■ What is needed
Scan the material and copy every line in which "Wanganui" appears.

■ Record set
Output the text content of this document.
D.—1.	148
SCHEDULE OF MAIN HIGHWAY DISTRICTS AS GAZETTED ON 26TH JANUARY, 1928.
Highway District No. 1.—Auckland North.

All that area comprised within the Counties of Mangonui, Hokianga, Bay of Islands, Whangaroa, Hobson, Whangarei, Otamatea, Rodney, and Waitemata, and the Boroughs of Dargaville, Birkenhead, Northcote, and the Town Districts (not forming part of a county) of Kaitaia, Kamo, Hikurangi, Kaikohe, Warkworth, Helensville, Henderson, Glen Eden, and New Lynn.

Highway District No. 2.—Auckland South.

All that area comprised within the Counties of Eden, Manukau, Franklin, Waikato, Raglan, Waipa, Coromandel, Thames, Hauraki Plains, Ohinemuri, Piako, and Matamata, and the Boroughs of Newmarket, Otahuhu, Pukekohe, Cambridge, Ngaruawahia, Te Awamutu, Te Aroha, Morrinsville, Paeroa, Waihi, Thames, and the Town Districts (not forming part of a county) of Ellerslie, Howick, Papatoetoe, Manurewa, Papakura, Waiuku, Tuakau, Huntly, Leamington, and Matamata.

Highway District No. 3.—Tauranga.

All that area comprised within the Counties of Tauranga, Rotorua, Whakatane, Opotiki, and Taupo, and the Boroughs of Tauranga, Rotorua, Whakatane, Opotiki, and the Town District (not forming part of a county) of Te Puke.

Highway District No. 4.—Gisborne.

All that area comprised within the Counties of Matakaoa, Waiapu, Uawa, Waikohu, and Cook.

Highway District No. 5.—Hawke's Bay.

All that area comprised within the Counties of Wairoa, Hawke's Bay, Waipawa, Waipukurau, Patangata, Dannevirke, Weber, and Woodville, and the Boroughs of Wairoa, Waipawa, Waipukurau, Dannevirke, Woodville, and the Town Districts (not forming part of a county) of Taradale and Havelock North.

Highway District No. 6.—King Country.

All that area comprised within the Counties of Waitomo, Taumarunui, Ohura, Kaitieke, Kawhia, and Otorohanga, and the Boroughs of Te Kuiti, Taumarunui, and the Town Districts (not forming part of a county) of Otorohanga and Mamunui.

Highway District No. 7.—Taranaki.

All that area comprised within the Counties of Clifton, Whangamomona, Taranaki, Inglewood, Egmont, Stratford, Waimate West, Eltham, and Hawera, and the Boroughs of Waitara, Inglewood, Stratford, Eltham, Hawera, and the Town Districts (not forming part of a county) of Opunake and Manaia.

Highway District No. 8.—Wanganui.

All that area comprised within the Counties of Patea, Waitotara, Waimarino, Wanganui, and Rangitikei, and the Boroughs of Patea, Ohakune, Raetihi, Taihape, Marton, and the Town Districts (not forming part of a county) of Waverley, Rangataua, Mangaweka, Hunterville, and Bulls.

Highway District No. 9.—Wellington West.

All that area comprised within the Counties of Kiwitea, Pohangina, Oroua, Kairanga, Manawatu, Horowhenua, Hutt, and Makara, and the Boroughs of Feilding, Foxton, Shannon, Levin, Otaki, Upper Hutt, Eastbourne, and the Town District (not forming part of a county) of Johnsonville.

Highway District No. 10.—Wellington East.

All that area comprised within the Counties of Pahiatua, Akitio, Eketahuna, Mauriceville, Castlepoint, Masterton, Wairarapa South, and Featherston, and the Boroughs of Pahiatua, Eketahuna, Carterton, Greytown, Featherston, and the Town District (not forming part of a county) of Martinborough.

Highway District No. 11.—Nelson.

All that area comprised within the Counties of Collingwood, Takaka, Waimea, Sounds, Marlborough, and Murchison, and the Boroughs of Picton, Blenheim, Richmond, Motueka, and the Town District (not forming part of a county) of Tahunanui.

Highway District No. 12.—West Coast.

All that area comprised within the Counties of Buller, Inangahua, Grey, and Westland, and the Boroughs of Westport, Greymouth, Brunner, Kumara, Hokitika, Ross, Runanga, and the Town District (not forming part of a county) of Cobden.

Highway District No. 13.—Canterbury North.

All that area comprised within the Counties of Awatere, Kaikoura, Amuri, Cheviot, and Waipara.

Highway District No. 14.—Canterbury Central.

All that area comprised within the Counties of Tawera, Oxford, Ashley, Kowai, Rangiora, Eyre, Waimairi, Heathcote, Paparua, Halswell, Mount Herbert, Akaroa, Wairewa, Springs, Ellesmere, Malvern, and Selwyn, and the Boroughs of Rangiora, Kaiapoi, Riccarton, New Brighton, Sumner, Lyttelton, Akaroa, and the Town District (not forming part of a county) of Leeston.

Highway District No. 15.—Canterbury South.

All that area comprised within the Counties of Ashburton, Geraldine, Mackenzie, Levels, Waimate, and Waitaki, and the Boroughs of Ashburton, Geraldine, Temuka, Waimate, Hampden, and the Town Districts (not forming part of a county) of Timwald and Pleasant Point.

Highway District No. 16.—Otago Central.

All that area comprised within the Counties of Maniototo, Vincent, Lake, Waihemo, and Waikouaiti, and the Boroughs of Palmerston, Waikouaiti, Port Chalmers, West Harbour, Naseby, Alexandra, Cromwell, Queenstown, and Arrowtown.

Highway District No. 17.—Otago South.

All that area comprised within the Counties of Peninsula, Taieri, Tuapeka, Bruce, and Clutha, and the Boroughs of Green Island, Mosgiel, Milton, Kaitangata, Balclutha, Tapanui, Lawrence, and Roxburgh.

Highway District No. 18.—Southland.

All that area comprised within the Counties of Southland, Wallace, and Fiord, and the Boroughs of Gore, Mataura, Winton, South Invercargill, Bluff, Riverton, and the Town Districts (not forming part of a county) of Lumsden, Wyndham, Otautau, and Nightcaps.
---
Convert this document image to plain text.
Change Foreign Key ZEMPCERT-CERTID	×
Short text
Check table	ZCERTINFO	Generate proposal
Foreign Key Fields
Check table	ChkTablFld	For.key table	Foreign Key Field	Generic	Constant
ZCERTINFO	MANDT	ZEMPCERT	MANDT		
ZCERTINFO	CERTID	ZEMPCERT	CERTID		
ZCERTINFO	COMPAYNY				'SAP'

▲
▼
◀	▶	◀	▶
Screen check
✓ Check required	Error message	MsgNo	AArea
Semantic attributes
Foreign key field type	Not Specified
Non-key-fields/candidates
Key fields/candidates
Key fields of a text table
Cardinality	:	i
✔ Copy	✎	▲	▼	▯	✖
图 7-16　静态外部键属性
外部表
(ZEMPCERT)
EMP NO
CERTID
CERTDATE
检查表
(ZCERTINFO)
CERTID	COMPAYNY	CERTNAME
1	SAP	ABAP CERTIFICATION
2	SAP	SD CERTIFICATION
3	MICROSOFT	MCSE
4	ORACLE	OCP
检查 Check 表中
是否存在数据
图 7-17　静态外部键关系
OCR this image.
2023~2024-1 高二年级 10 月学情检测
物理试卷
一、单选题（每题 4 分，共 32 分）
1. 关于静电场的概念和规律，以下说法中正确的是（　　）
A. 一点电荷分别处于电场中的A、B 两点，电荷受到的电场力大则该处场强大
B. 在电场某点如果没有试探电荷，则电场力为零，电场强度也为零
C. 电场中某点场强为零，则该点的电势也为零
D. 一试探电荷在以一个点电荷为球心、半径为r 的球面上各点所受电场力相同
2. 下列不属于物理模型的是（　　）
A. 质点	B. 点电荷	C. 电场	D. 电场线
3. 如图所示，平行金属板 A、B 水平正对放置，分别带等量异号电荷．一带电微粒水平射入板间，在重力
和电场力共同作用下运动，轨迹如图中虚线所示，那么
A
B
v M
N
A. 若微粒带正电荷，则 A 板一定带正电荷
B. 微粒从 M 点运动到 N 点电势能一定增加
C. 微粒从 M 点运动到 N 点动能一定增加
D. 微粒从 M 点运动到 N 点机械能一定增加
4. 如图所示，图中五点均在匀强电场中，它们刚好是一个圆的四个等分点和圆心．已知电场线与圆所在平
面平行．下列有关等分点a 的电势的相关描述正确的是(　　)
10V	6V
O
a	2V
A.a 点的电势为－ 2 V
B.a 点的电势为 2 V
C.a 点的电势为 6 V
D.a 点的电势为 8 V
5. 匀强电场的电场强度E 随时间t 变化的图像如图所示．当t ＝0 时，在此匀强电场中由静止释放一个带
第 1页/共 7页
* * *
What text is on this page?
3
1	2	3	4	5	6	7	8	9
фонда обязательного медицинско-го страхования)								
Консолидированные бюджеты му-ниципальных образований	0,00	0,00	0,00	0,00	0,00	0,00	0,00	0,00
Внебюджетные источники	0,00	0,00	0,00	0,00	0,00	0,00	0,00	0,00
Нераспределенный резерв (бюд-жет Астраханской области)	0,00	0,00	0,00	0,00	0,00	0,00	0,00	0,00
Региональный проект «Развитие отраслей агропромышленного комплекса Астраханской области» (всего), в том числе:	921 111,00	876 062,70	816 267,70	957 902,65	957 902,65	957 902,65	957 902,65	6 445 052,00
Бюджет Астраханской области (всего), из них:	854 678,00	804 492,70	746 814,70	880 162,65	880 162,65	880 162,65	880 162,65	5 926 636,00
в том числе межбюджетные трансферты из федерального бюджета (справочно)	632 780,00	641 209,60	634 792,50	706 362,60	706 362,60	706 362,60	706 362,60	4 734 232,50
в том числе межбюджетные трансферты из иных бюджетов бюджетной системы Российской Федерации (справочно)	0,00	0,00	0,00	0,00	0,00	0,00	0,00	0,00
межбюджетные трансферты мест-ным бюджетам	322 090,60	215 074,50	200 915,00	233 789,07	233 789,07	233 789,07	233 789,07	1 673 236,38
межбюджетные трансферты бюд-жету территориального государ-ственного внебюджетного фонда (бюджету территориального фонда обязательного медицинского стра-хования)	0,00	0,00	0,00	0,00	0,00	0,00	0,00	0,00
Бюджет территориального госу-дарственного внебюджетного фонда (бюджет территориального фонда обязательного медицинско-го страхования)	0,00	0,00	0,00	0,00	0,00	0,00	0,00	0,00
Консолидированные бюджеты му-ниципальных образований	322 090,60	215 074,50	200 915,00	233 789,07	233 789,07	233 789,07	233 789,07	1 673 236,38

■ Written response
Highway District No. 8.—Wanganui.
All that area comprised within the Counties of Patea, Waitotara, Waimarino, Wanganui, and Rangitikei, and the Boroughs of Patea, Ohakune, Raetihi, Taihape, Marton, and the Town Districts (not forming part of a county) of Waverley, Rangataua, Mangaweka, Hunterville, and Bulls.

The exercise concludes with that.